_Source extract_.

The purpose of this research is to determine the fracable zone interval in the Brownshale formation by using the correlation of the results of XRD (bulk and clay oriented), TOC, Ro, and MBT analysis from drill cuttings of well BS-03, and from this correlation shows that the presence of sillimanite and kaliophilite minerals as minor minerals is very influential on changes in shale character and hydrocarbon generation which correlates with fracable zone interval as good candidates for hydraulic fracking planning.

2. Study Area, Geological Setting of the Central Sumatra Basin

2.1. Bengkalis Trough Study Area

The well BS-03 is the only well in the study area that penetrates the Brownshale formation of the Pematang Group, as the research target which is located on the north side depocenter of the Bengkalis Trough located in Riau Province, Indonesia (Figure 1). Currently the Bengkalis Trough area is managed by two oil company operators, namely the Malacca Strait EMP Group and the CPP Block BOB PT. Bumi Siak Pusako-Pertamina Hulu, which each gave permission and contribution to conduct this research.

: Well Location (BS-03)

Figure 1. Study area of the Bengkalis Trough [17].

2.2. Geological Setting

The Central Sumatra Basin was formed during the Early Tertiary (Eocene-Oligocene) as a series of half grabens and horst blocks developed in response to an East-West direction of extensional regime [18]. A divergent transform boundary (non-coupling) between the Sunda Microplate and the Indian Oceanic Plate during Paleogene gave rise to extensional regime and crustal stretching of the western part of the Sunda Land resulting in the formation of Pematang type grabens [19]. Pematang Graben Development can be divided into 4 stages:

· Stage I Pre-Graben (Early Eocene)

_Your task_. Extract the part of the Brownshale study text that opens with the words containing "2.1. Bengkalis Trough" and closes with "Bengkalis Trough [17].". The lines that come next have no connection to the Brownshale study text.

_Information shown_.

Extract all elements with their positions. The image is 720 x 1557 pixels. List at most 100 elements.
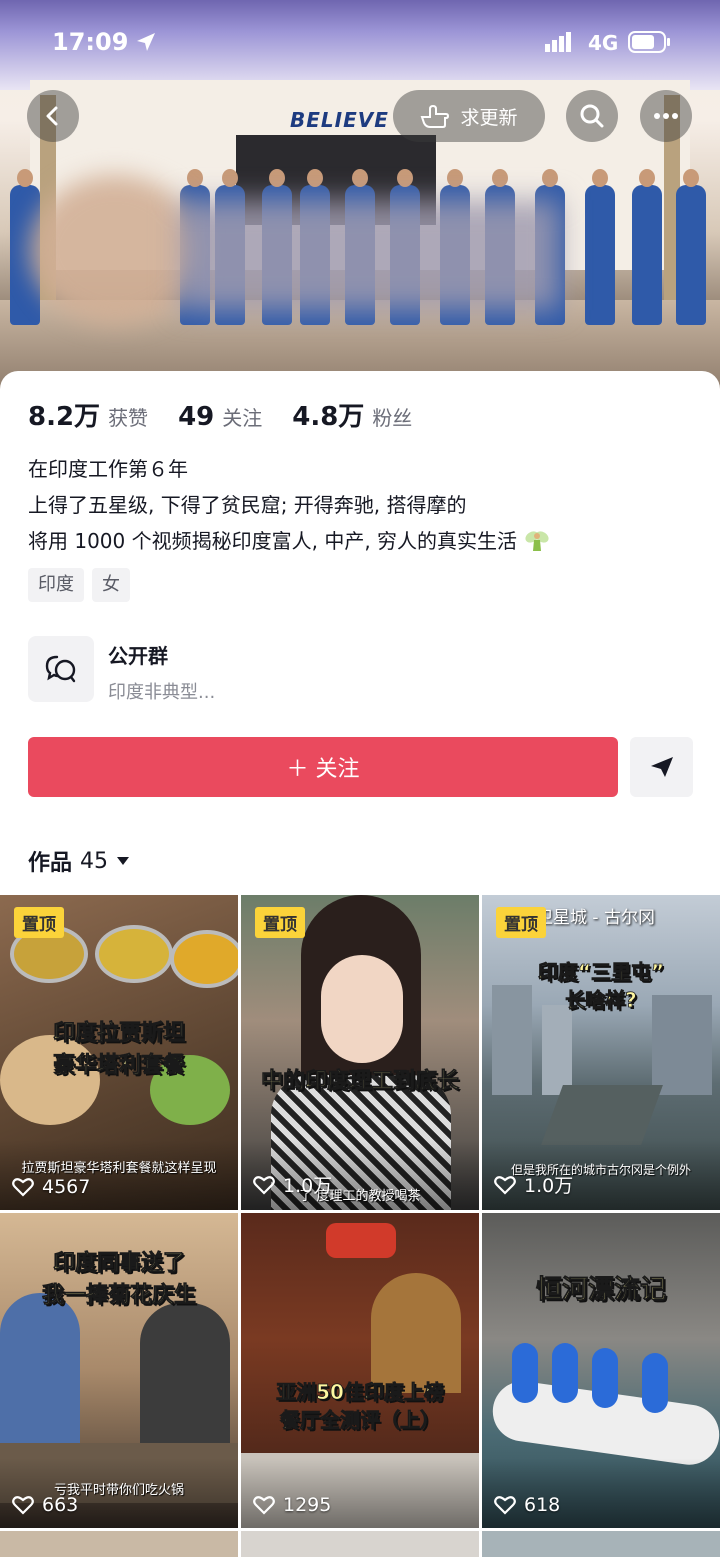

_The output_.
2.1. Bengkalis Trough Study Area

The well BS-03 is the only well in the study area that penetrates the Brownshale formation of the Pematang Group, as the research target which is located on the north side depocenter of the Bengkalis Trough located in Riau Province, Indonesia (Figure 1). Currently the Bengkalis Trough area is managed by two oil company operators, namely the Malacca Strait EMP Group and the CPP Block BOB PT. Bumi Siak Pusako-Pertamina Hulu, which each gave permission and contribution to conduct this research.

: Well Location (BS-03)

Figure 1. Study area of the Bengkalis Trough [17].